-- start --
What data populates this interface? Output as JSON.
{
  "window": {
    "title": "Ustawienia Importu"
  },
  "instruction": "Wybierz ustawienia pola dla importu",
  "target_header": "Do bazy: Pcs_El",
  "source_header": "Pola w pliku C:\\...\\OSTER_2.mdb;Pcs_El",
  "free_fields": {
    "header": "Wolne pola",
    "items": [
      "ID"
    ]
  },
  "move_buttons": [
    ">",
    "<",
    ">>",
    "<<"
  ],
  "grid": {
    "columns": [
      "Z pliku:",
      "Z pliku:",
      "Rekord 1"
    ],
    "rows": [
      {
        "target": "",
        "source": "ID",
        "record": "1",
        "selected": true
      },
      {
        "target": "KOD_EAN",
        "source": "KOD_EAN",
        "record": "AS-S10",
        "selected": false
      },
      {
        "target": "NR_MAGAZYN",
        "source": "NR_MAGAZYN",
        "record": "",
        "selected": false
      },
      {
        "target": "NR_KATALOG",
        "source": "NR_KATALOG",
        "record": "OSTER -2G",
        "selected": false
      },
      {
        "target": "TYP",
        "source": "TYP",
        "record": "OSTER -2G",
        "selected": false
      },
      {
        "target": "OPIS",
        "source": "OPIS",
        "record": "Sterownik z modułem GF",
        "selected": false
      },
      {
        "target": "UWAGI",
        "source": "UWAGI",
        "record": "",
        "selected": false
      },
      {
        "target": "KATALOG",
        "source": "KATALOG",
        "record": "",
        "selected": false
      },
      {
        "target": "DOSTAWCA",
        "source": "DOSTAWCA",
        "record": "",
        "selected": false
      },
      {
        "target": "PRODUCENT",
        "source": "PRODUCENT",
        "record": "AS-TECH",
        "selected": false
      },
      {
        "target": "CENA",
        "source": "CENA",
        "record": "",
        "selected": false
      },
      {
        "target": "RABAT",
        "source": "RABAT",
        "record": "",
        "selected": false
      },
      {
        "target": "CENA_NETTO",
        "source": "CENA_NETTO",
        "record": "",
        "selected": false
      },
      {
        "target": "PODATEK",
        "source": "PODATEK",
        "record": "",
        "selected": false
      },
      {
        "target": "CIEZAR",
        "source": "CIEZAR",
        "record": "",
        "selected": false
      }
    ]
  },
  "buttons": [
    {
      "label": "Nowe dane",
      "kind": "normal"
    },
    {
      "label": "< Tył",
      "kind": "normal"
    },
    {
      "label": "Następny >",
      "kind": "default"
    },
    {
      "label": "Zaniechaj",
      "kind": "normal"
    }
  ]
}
-- end --
__Given problem__. Gather each line in these records that contains the string "label".

__Full solution__.
      "label": "Nowe dane",
      "label": "< Tył",
      "label": "Następny >",
      "label": "Zaniechaj",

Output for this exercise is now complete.